Gather all lines from the material that contain "Receptor".

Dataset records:

________________________

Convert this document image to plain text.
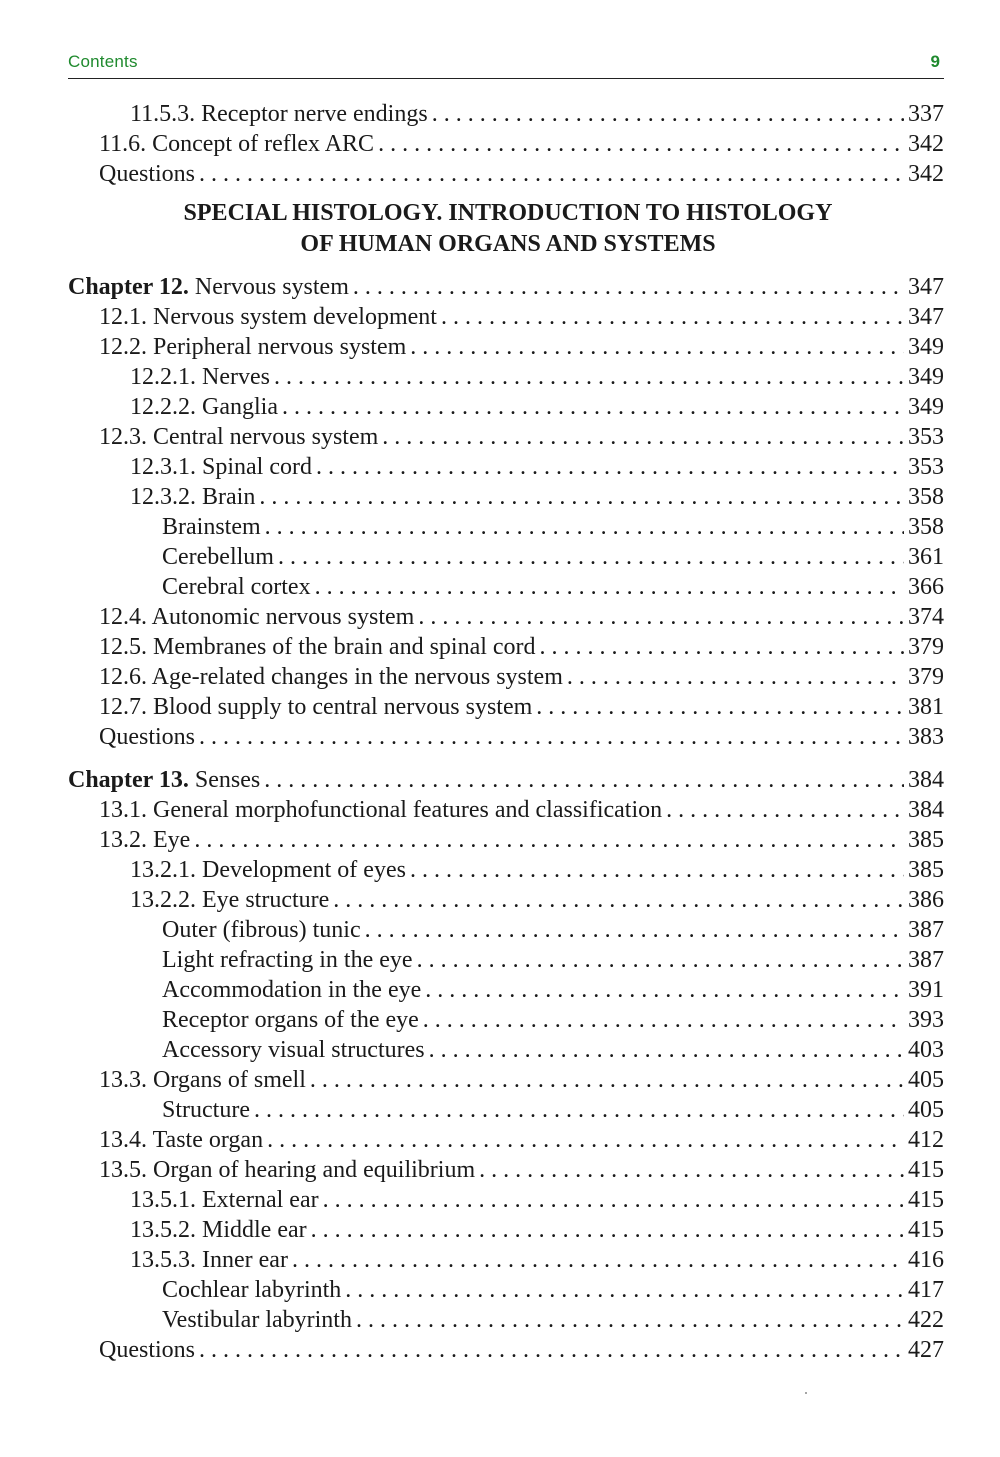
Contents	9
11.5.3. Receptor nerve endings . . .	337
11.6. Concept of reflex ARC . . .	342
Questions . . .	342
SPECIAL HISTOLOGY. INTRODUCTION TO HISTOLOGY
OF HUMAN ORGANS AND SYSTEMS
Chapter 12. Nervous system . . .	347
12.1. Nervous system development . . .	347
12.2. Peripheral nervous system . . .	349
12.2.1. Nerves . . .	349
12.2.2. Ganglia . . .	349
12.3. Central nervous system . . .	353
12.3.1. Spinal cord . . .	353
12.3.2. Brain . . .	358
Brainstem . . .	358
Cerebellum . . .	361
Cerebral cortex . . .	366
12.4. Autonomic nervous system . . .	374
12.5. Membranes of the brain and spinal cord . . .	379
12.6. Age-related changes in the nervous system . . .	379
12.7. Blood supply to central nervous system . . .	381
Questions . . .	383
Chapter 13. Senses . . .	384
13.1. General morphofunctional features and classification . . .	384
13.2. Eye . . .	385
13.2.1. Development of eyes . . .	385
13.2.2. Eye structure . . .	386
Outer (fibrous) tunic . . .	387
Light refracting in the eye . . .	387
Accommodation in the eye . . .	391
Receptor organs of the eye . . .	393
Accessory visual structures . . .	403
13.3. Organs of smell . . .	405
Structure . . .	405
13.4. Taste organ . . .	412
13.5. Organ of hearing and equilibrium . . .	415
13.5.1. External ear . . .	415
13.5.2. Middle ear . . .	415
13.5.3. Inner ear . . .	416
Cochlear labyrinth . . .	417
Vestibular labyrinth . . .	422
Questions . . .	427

________________________

Result for this exercise →
11.5.3. Receptor nerve endings . . .	337
Receptor organs of the eye . . .	393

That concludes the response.